***** The records

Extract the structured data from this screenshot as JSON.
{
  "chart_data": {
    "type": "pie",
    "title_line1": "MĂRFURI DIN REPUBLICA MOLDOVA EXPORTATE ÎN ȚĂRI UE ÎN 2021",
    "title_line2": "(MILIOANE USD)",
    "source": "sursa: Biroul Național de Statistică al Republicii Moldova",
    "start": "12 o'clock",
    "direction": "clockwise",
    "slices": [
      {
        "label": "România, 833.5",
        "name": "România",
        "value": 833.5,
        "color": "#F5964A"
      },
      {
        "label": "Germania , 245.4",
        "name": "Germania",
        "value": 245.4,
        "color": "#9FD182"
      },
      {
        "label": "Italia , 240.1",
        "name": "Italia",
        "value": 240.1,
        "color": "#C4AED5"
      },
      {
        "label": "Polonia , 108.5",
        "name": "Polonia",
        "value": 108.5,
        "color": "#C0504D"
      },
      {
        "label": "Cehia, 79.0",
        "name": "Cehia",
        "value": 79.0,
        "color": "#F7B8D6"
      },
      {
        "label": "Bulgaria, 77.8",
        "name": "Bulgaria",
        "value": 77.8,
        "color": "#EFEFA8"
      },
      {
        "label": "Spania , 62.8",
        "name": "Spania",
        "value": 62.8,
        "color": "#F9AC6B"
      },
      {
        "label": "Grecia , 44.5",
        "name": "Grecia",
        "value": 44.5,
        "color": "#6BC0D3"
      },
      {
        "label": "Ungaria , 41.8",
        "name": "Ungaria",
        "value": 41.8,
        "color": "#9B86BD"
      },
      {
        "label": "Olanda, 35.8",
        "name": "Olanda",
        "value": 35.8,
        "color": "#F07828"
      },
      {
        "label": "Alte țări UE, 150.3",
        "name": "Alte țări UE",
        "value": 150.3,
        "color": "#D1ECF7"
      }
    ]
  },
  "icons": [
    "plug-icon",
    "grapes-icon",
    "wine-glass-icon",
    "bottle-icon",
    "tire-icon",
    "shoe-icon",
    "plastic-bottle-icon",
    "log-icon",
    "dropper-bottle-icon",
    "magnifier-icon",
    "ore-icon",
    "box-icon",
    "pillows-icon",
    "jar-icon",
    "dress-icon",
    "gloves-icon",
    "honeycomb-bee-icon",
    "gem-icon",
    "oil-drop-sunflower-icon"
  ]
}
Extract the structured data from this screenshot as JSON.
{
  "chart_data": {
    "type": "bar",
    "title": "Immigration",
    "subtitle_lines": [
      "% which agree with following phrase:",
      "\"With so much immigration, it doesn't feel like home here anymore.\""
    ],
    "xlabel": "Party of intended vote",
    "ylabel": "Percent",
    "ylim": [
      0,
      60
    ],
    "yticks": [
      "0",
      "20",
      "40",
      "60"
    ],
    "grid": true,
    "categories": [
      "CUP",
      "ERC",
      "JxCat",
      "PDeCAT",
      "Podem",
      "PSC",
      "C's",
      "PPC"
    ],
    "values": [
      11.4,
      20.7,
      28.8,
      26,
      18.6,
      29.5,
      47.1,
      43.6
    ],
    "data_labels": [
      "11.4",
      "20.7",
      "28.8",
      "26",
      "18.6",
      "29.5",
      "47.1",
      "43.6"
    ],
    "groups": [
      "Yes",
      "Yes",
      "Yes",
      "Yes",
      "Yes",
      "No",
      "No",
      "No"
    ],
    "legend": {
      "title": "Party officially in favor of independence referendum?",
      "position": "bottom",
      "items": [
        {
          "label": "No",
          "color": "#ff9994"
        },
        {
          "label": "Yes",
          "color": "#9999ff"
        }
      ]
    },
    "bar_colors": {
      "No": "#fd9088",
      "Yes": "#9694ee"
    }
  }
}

**********

-- What is required --
Every entry needs to be retyped exactly.

-- Worked solution --
Extract the structured data from this screenshot as JSON.
{
  "chart_data": {
    "type": "pie",
    "title_line1": "MĂRFURI DIN REPUBLICA MOLDOVA EXPORTATE ÎN ȚĂRI UE ÎN 2021",
    "title_line2": "(MILIOANE USD)",
    "source": "sursa: Biroul Național de Statistică al Republicii Moldova",
    "start": "12 o'clock",
    "direction": "clockwise",
    "slices": [
      {
        "label": "România, 833.5",
        "name": "România",
        "value": 833.5,
        "color": "#F5964A"
      },
      {
        "label": "Germania , 245.4",
        "name": "Germania",
        "value": 245.4,
        "color": "#9FD182"
      },
      {
        "label": "Italia , 240.1",
        "name": "Italia",
        "value": 240.1,
        "color": "#C4AED5"
      },
      {
        "label": "Polonia , 108.5",
        "name": "Polonia",
        "value": 108.5,
        "color": "#C0504D"
      },
      {
        "label": "Cehia, 79.0",
        "name": "Cehia",
        "value": 79.0,
        "color": "#F7B8D6"
      },
      {
        "label": "Bulgaria, 77.8",
        "name": "Bulgaria",
        "value": 77.8,
        "color": "#EFEFA8"
      },
      {
        "label": "Spania , 62.8",
        "name": "Spania",
        "value": 62.8,
        "color": "#F9AC6B"
      },
      {
        "label": "Grecia , 44.5",
        "name": "Grecia",
        "value": 44.5,
        "color": "#6BC0D3"
      },
      {
        "label": "Ungaria , 41.8",
        "name": "Ungaria",
        "value": 41.8,
        "color": "#9B86BD"
      },
      {
        "label": "Olanda, 35.8",
        "name": "Olanda",
        "value": 35.8,
        "color": "#F07828"
      },
      {
        "label": "Alte țări UE, 150.3",
        "name": "Alte țări UE",
        "value": 150.3,
        "color": "#D1ECF7"
      }
    ]
  },
  "icons": [
    "plug-icon",
    "grapes-icon",
    "wine-glass-icon",
    "bottle-icon",
    "tire-icon",
    "shoe-icon",
    "plastic-bottle-icon",
    "log-icon",
    "dropper-bottle-icon",
    "magnifier-icon",
    "ore-icon",
    "box-icon",
    "pillows-icon",
    "jar-icon",
    "dress-icon",
    "gloves-icon",
    "honeycomb-bee-icon",
    "gem-icon",
    "oil-drop-sunflower-icon"
  ]
}
Extract the structured data from this screenshot as JSON.
{
  "chart_data": {
    "type": "bar",
    "title": "Immigration",
    "subtitle_lines": [
      "% which agree with following phrase:",
      "\"With so much immigration, it doesn't feel like home here anymore.\""
    ],
    "xlabel": "Party of intended vote",
    "ylabel": "Percent",
    "ylim": [
      0,
      60
    ],
    "yticks": [
      "0",
      "20",
      "40",
      "60"
    ],
    "grid": true,
    "categories": [
      "CUP",
      "ERC",
      "JxCat",
      "PDeCAT",
      "Podem",
      "PSC",
      "C's",
      "PPC"
    ],
    "values": [
      11.4,
      20.7,
      28.8,
      26,
      18.6,
      29.5,
      47.1,
      43.6
    ],
    "data_labels": [
      "11.4",
      "20.7",
      "28.8",
      "26",
      "18.6",
      "29.5",
      "47.1",
      "43.6"
    ],
    "groups": [
      "Yes",
      "Yes",
      "Yes",
      "Yes",
      "Yes",
      "No",
      "No",
      "No"
    ],
    "legend": {
      "title": "Party officially in favor of independence referendum?",
      "position": "bottom",
      "items": [
        {
          "label": "No",
          "color": "#ff9994"
        },
        {
          "label": "Yes",
          "color": "#9999ff"
        }
      ]
    },
    "bar_colors": {
      "No": "#fd9088",
      "Yes": "#9694ee"
    }
  }
}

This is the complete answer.